#### [Given instruction A]
In the passage on meteorological grid data, which two methods compress each encoded column?

#### [Document section]

The partitioned attribute column data is divided into M×N data columns and stored as one-dimensional arrays sequentially in the NoSQL database system. As shown in Fig. 6, each column is encoded in different bytes and compressed by GZip or LZ4.
According to the above method, when reading a range of data, the value of the attribute column can be read by calculating the column in which the data is located, without reading the whole row of grid field data row. Moreover, after data is partitioned and compressed, the amount of data read from the grid is greatly reduced.
The multidimensional meteorological grid data blocking algorithm helps to reduce the amount of query data and improve data access performance. For example, when a data query by the grid extraction algorithm intercepts a range-related block data set, single-point timing generation occurs. A single block column of multiple height field data is taken to form a time series.
3.2 The interpolation algorithm for generating the time series of a geographic grid
In meteorological refinement applications, the history or future trends of a geographic location are often viewed, which requires retrieving a multidimensional time series of that location. Thus, suppose a time series set of data
$$ T=\left\{ {{V}_{t1}}+{{V}_{t2}}+\cdots +{{V}_{tn}} \right\} $$
(2)
is given, where V is the coordinate value on a two-dimensional field at a certain time, t is the time vector, and T is the time series set of the multidimensional meteorological data.
Bilinear interpolation is used to obtain the value of this point on a two-dimensional field of a layer. Mathematically, bilinear interpolation is a linear interpolation extension of an interpolation function with two variables. The core idea is to perform linear interpolation in two directions. First, the data block position is searched according to formulas (4) and (5). For the analysis and calculation, the total amount of block data is formulated as follows
$$ {{Z}_{m,n}}(t)=\sum\limits_{i=1}^{m}{\sum\limits_{j=1}^{n}{{{\beta }_{i,j}}(t)}} $$
(3)
where Zm,n(t) is the total amount of block data at time t, βi,j(t) is the size of a single grid node data, m is the grid number of latitudes, and n is the grid number of longitudes.

#### [Supplied material]
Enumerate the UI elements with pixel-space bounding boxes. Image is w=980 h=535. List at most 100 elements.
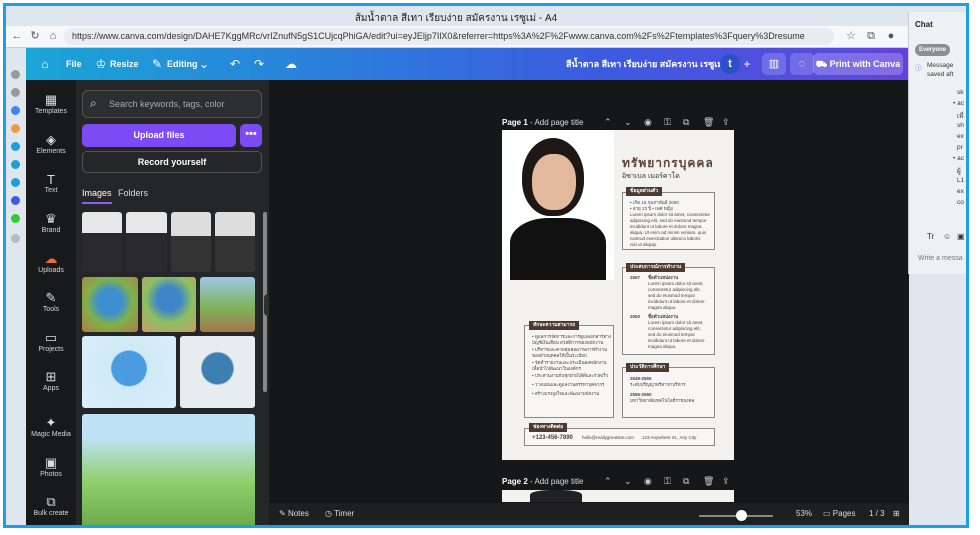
comment-icon[interactable]: ◌: [790, 53, 814, 75]
cloud-saved-icon[interactable]: ☁: [284, 57, 298, 71]
add-icon[interactable]: [11, 234, 20, 243]
resume-page-2[interactable]: [502, 490, 734, 502]
trash-icon[interactable]: 🗑: [703, 117, 714, 128]
chat-panel: Chat Everyone ⓘ Message saved aft sk • a…: [908, 12, 966, 274]
upload-files-button[interactable]: Upload files: [82, 124, 236, 147]
personal-line: nisi ut aliquip.: [630, 242, 658, 247]
uploaded-image-thumbnail[interactable]: [142, 277, 196, 332]
uploaded-image-thumbnail[interactable]: [180, 336, 255, 408]
resize-button[interactable]: Resize: [110, 48, 139, 80]
sidebar-app-icon[interactable]: [11, 124, 20, 133]
uploaded-image-thumbnail[interactable]: [82, 277, 138, 332]
add-collaborator-icon[interactable]: +: [740, 57, 754, 71]
timer-button[interactable]: ◷ Timer: [325, 509, 354, 518]
notes-button[interactable]: ✎ Notes: [279, 509, 309, 518]
duplicate-icon[interactable]: ⧉: [683, 476, 689, 487]
undo-icon[interactable]: ↶: [228, 57, 242, 71]
canva-icon[interactable]: [11, 196, 20, 205]
lock-icon[interactable]: ⚿: [664, 117, 671, 128]
url-field[interactable]: https://www.canva.com/design/DAHE7KggMRc…: [64, 28, 834, 45]
eye-icon[interactable]: ◉: [644, 117, 652, 128]
print-with-canva-button[interactable]: ⛟ Print with Canva: [813, 53, 903, 75]
zoom-level[interactable]: 53%: [796, 509, 812, 518]
home-icon[interactable]: ⌂: [46, 29, 60, 43]
eye-icon[interactable]: ◉: [644, 476, 652, 487]
rail-item-projects[interactable]: ▭ Projects: [26, 328, 76, 366]
drive-icon[interactable]: [11, 214, 20, 223]
rail-item-magic-media[interactable]: ✦ Magic Media: [26, 413, 76, 451]
uploaded-image-thumbnail[interactable]: [215, 212, 255, 272]
rail-label: Projects: [38, 346, 64, 353]
resume-subtitle[interactable]: อิซาเบล เมอร์คาโด: [622, 171, 680, 182]
page-1-label[interactable]: Page 1 - Add page title: [502, 118, 583, 127]
edge-icon[interactable]: [11, 178, 20, 187]
refresh-icon[interactable]: ↻: [28, 29, 42, 43]
lock-icon[interactable]: ⚿: [664, 476, 671, 487]
rail-item-text[interactable]: T Text: [26, 170, 76, 208]
uploaded-image-thumbnail[interactable]: [171, 212, 211, 272]
sidebar-dot-icon[interactable]: [11, 88, 20, 97]
more-options-button[interactable]: •••: [240, 124, 262, 147]
search-input[interactable]: Search keywords, tags, color: [82, 90, 262, 118]
uploaded-image-thumbnail[interactable]: [82, 212, 122, 272]
avatar[interactable]: t: [720, 54, 740, 74]
add-page-icon[interactable]: ⇪: [722, 476, 730, 487]
sidebar-dot-icon[interactable]: [11, 70, 20, 79]
uploaded-image-thumbnail[interactable]: [82, 414, 255, 525]
profile-photo[interactable]: [502, 130, 614, 280]
pages-button[interactable]: ▭ Pages: [823, 509, 855, 518]
chat-fragment: • ac: [953, 100, 964, 107]
record-yourself-button[interactable]: Record yourself: [82, 151, 262, 173]
page-counter[interactable]: 1 / 3: [869, 509, 885, 518]
zoom-slider-handle[interactable]: [736, 510, 747, 521]
rail-item-elements[interactable]: ◈ Elements: [26, 130, 76, 168]
chevron-up-icon[interactable]: ⌃: [604, 117, 612, 128]
chevron-down-icon[interactable]: ⌄: [197, 57, 211, 71]
edge-icon[interactable]: [11, 142, 20, 151]
editor-toolbar: ⌂ File ♔ Resize ✎ Editing ⌄ ↶ ↷ ☁ สีน้ำต…: [26, 48, 966, 80]
rail-item-photos[interactable]: ▣ Photos: [26, 453, 76, 491]
chat-message-input[interactable]: Write a messa: [913, 250, 966, 268]
rail-item-bulk-create[interactable]: ⧉ Bulk create: [26, 492, 76, 525]
insights-icon[interactable]: ▥: [762, 53, 786, 75]
text-format-icon[interactable]: Tr: [927, 232, 934, 241]
rail-item-apps[interactable]: ⊞ Apps: [26, 367, 76, 405]
rail-label: Photos: [40, 471, 62, 478]
redo-icon[interactable]: ↷: [252, 57, 266, 71]
back-icon[interactable]: ←: [10, 29, 24, 43]
uploaded-image-thumbnail[interactable]: [126, 212, 167, 272]
trash-icon[interactable]: 🗑: [703, 476, 714, 487]
collections-icon[interactable]: ⧉: [864, 29, 878, 43]
rail-item-brand[interactable]: ♛ Brand: [26, 209, 76, 247]
browser-tab-title[interactable]: ส้มน้ำตาล สีเทา เรียบง่าย สมัครงาน เรซูเ…: [6, 11, 906, 26]
tab-folders[interactable]: Folders: [118, 188, 148, 198]
uploaded-image-thumbnail[interactable]: [200, 277, 255, 332]
home-icon[interactable]: ⌂: [38, 57, 52, 71]
grid-view-icon[interactable]: ⊞: [893, 509, 900, 518]
edge-icon[interactable]: [11, 160, 20, 169]
copilot-icon[interactable]: [11, 106, 20, 115]
duplicate-icon[interactable]: ⧉: [683, 117, 689, 128]
file-menu[interactable]: File: [66, 48, 82, 80]
tab-images[interactable]: Images: [82, 188, 112, 204]
resume-page[interactable]: ทรัพยากรบุคคล อิซาเบล เมอร์คาโด ข้อมูลส่…: [502, 130, 734, 460]
chevron-up-icon[interactable]: ⌃: [604, 476, 612, 487]
document-title[interactable]: สีน้ำตาล สีเทา เรียบง่าย สมัครงาน เรซูเม…: [566, 48, 723, 80]
chat-filter-everyone[interactable]: Everyone: [915, 44, 951, 56]
rail-label: Apps: [43, 385, 59, 392]
rail-item-tools[interactable]: ✎ Tools: [26, 288, 76, 326]
rail-item-templates[interactable]: ▦ Templates: [26, 90, 76, 128]
chat-fragment: pr: [957, 144, 963, 151]
editing-menu[interactable]: Editing: [167, 48, 198, 80]
page-2-label[interactable]: Page 2 - Add page title: [502, 477, 583, 486]
rail-item-uploads[interactable]: ☁ Uploads: [26, 249, 76, 287]
uploaded-image-thumbnail[interactable]: [82, 336, 176, 408]
profile-icon[interactable]: ●: [884, 29, 898, 43]
search-icon: ⌕: [90, 96, 97, 110]
add-page-icon[interactable]: ⇪: [722, 117, 730, 128]
chevron-down-icon[interactable]: ⌄: [624, 476, 632, 487]
star-icon[interactable]: ☆: [844, 29, 858, 43]
attach-icon[interactable]: ▣: [957, 232, 965, 241]
emoji-icon[interactable]: ☺: [943, 232, 951, 241]
chevron-down-icon[interactable]: ⌄: [624, 117, 632, 128]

#### [Given instruction B]
Reproduce the lines of the records verbatim, from the line containing "comment-icon[interactable]: ◌: [790, 53, 814, 75]" through the line containing "resize-button[interactable]: Resize: [110, 48, 139, 80]", with both of those lines included.

#### [Task response A]
GZip and LZ4.

#### [Task response B]
comment-icon[interactable]: ◌: [790, 53, 814, 75]
cloud-saved-icon[interactable]: ☁: [284, 57, 298, 71]
add-icon[interactable]: [11, 234, 20, 243]
resume-page-2[interactable]: [502, 490, 734, 502]
trash-icon[interactable]: 🗑: [703, 117, 714, 128]
chat-panel: Chat Everyone ⓘ Message saved aft sk • a…: [908, 12, 966, 274]
upload-files-button[interactable]: Upload files: [82, 124, 236, 147]
personal-line: nisi ut aliquip.: [630, 242, 658, 247]
uploaded-image-thumbnail[interactable]: [142, 277, 196, 332]
uploaded-image-thumbnail[interactable]: [180, 336, 255, 408]
resize-button[interactable]: Resize: [110, 48, 139, 80]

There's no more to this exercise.